■ Objective ■
Repeat the data below exactly, dropping any pictures it holds.
-----
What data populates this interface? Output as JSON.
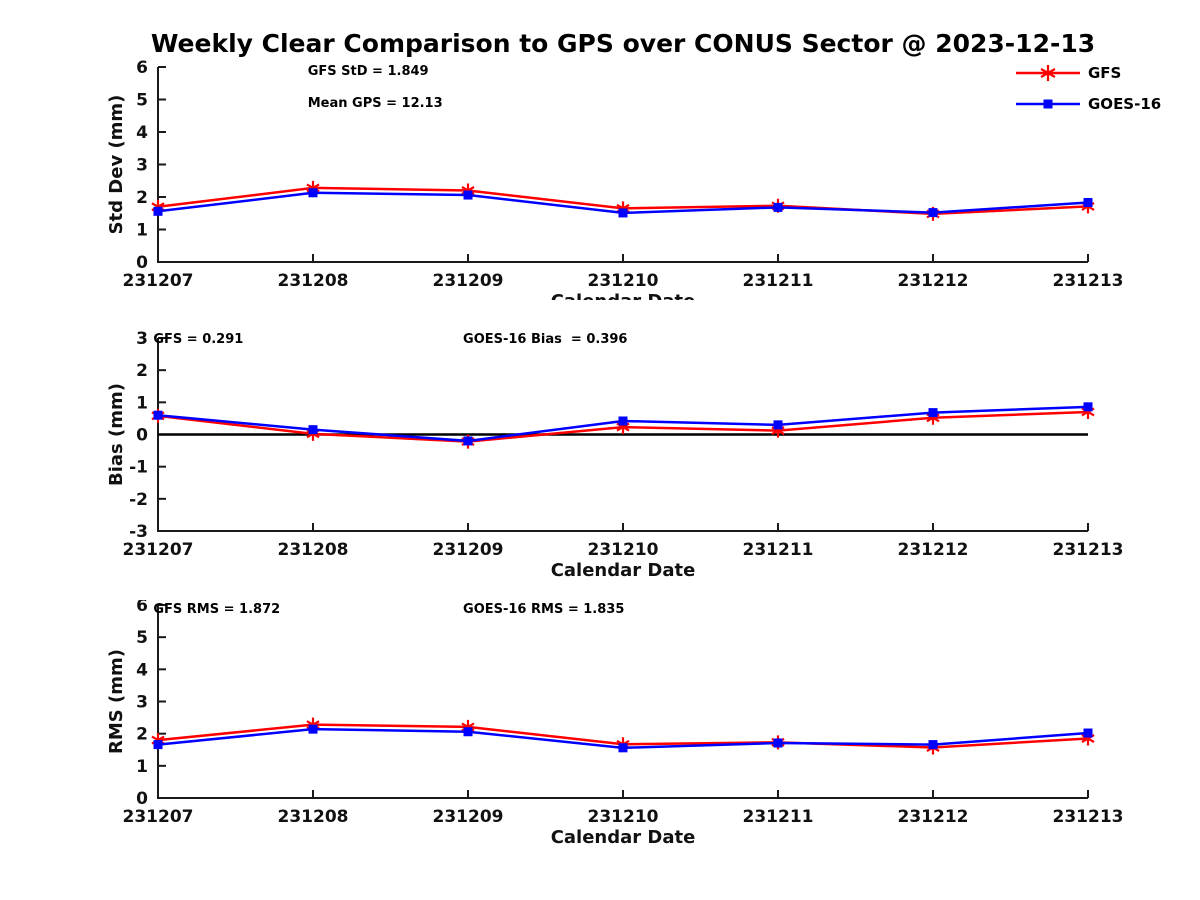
{
  "title": "Weekly Clear Comparison to GPS over CONUS Sector @ 2023-12-13",
  "x_axis": {
    "label": "Calendar Date",
    "categories": [
      "231207",
      "231208",
      "231209",
      "231210",
      "231211",
      "231212",
      "231213"
    ]
  },
  "legend": {
    "position": "top-right",
    "items": [
      {
        "label": "GFS",
        "color": "#ff0000",
        "marker": "star"
      },
      {
        "label": "GOES-16",
        "color": "#0000ff",
        "marker": "square"
      }
    ]
  },
  "colors": {
    "gfs": "#ff0000",
    "goes16": "#0000ff",
    "axis": "#1a1a1a",
    "zero_line": "#000000",
    "background": "#ffffff"
  },
  "chart_data": [
    {
      "type": "line",
      "name": "std-dev",
      "title": "",
      "xlabel": "Calendar Date",
      "ylabel": "Std Dev (mm)",
      "ylim": [
        0,
        6
      ],
      "yticks": [
        0,
        1,
        2,
        3,
        4,
        5,
        6
      ],
      "grid": false,
      "zero_line": false,
      "show_legend": true,
      "annotations": [
        {
          "text": "GFS StD = 1.849",
          "fx": 0.161,
          "fy": 0.04
        },
        {
          "text": "Mean GPS = 12.13",
          "fx": 0.161,
          "fy": 0.205
        }
      ],
      "series": [
        {
          "name": "GFS",
          "color": "#ff0000",
          "marker": "star",
          "values": [
            1.7,
            2.28,
            2.2,
            1.65,
            1.73,
            1.48,
            1.71
          ]
        },
        {
          "name": "GOES-16",
          "color": "#0000ff",
          "marker": "square",
          "values": [
            1.56,
            2.13,
            2.06,
            1.51,
            1.68,
            1.52,
            1.83
          ]
        }
      ]
    },
    {
      "type": "line",
      "name": "bias",
      "title": "",
      "xlabel": "Calendar Date",
      "ylabel": "Bias (mm)",
      "ylim": [
        -3,
        3
      ],
      "yticks": [
        -3,
        -2,
        -1,
        0,
        1,
        2,
        3
      ],
      "grid": false,
      "zero_line": true,
      "show_legend": false,
      "annotations": [
        {
          "text": "GFS = 0.291",
          "fx": -0.005,
          "fy": 0.026
        },
        {
          "text": "GOES-16 Bias  = 0.396",
          "fx": 0.328,
          "fy": 0.026
        }
      ],
      "series": [
        {
          "name": "GFS",
          "color": "#ff0000",
          "marker": "star",
          "values": [
            0.58,
            0.02,
            -0.22,
            0.23,
            0.12,
            0.52,
            0.7
          ]
        },
        {
          "name": "GOES-16",
          "color": "#0000ff",
          "marker": "square",
          "values": [
            0.6,
            0.15,
            -0.2,
            0.42,
            0.3,
            0.68,
            0.86
          ]
        }
      ]
    },
    {
      "type": "line",
      "name": "rms",
      "title": "",
      "xlabel": "Calendar Date",
      "ylabel": "RMS (mm)",
      "ylim": [
        0,
        6
      ],
      "yticks": [
        0,
        1,
        2,
        3,
        4,
        5,
        6
      ],
      "grid": false,
      "zero_line": false,
      "show_legend": false,
      "annotations": [
        {
          "text": "GFS RMS = 1.872",
          "fx": -0.005,
          "fy": 0.041
        },
        {
          "text": "GOES-16 RMS = 1.835",
          "fx": 0.328,
          "fy": 0.041
        }
      ],
      "series": [
        {
          "name": "GFS",
          "color": "#ff0000",
          "marker": "star",
          "values": [
            1.8,
            2.28,
            2.21,
            1.67,
            1.73,
            1.57,
            1.85
          ]
        },
        {
          "name": "GOES-16",
          "color": "#0000ff",
          "marker": "square",
          "values": [
            1.66,
            2.14,
            2.06,
            1.56,
            1.71,
            1.66,
            2.02
          ]
        }
      ]
    }
  ]
}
-----
■ Output for this exercise ■
What data populates this interface? Output as JSON.
{
  "title": "Weekly Clear Comparison to GPS over CONUS Sector @ 2023-12-13",
  "x_axis": {
    "label": "Calendar Date",
    "categories": [
      "231207",
      "231208",
      "231209",
      "231210",
      "231211",
      "231212",
      "231213"
    ]
  },
  "legend": {
    "position": "top-right",
    "items": [
      {
        "label": "GFS",
        "color": "#ff0000",
        "marker": "star"
      },
      {
        "label": "GOES-16",
        "color": "#0000ff",
        "marker": "square"
      }
    ]
  },
  "colors": {
    "gfs": "#ff0000",
    "goes16": "#0000ff",
    "axis": "#1a1a1a",
    "zero_line": "#000000",
    "background": "#ffffff"
  },
  "chart_data": [
    {
      "type": "line",
      "name": "std-dev",
      "title": "",
      "xlabel": "Calendar Date",
      "ylabel": "Std Dev (mm)",
      "ylim": [
        0,
        6
      ],
      "yticks": [
        0,
        1,
        2,
        3,
        4,
        5,
        6
      ],
      "grid": false,
      "zero_line": false,
      "show_legend": true,
      "annotations": [
        {
          "text": "GFS StD = 1.849",
          "fx": 0.161,
          "fy": 0.04
        },
        {
          "text": "Mean GPS = 12.13",
          "fx": 0.161,
          "fy": 0.205
        }
      ],
      "series": [
        {
          "name": "GFS",
          "color": "#ff0000",
          "marker": "star",
          "values": [
            1.7,
            2.28,
            2.2,
            1.65,
            1.73,
            1.48,
            1.71
          ]
        },
        {
          "name": "GOES-16",
          "color": "#0000ff",
          "marker": "square",
          "values": [
            1.56,
            2.13,
            2.06,
            1.51,
            1.68,
            1.52,
            1.83
          ]
        }
      ]
    },
    {
      "type": "line",
      "name": "bias",
      "title": "",
      "xlabel": "Calendar Date",
      "ylabel": "Bias (mm)",
      "ylim": [
        -3,
        3
      ],
      "yticks": [
        -3,
        -2,
        -1,
        0,
        1,
        2,
        3
      ],
      "grid": false,
      "zero_line": true,
      "show_legend": false,
      "annotations": [
        {
          "text": "GFS = 0.291",
          "fx": -0.005,
          "fy": 0.026
        },
        {
          "text": "GOES-16 Bias  = 0.396",
          "fx": 0.328,
          "fy": 0.026
        }
      ],
      "series": [
        {
          "name": "GFS",
          "color": "#ff0000",
          "marker": "star",
          "values": [
            0.58,
            0.02,
            -0.22,
            0.23,
            0.12,
            0.52,
            0.7
          ]
        },
        {
          "name": "GOES-16",
          "color": "#0000ff",
          "marker": "square",
          "values": [
            0.6,
            0.15,
            -0.2,
            0.42,
            0.3,
            0.68,
            0.86
          ]
        }
      ]
    },
    {
      "type": "line",
      "name": "rms",
      "title": "",
      "xlabel": "Calendar Date",
      "ylabel": "RMS (mm)",
      "ylim": [
        0,
        6
      ],
      "yticks": [
        0,
        1,
        2,
        3,
        4,
        5,
        6
      ],
      "grid": false,
      "zero_line": false,
      "show_legend": false,
      "annotations": [
        {
          "text": "GFS RMS = 1.872",
          "fx": -0.005,
          "fy": 0.041
        },
        {
          "text": "GOES-16 RMS = 1.835",
          "fx": 0.328,
          "fy": 0.041
        }
      ],
      "series": [
        {
          "name": "GFS",
          "color": "#ff0000",
          "marker": "star",
          "values": [
            1.8,
            2.28,
            2.21,
            1.67,
            1.73,
            1.57,
            1.85
          ]
        },
        {
          "name": "GOES-16",
          "color": "#0000ff",
          "marker": "square",
          "values": [
            1.66,
            2.14,
            2.06,
            1.56,
            1.71,
            1.66,
            2.02
          ]
        }
      ]
    }
  ]
}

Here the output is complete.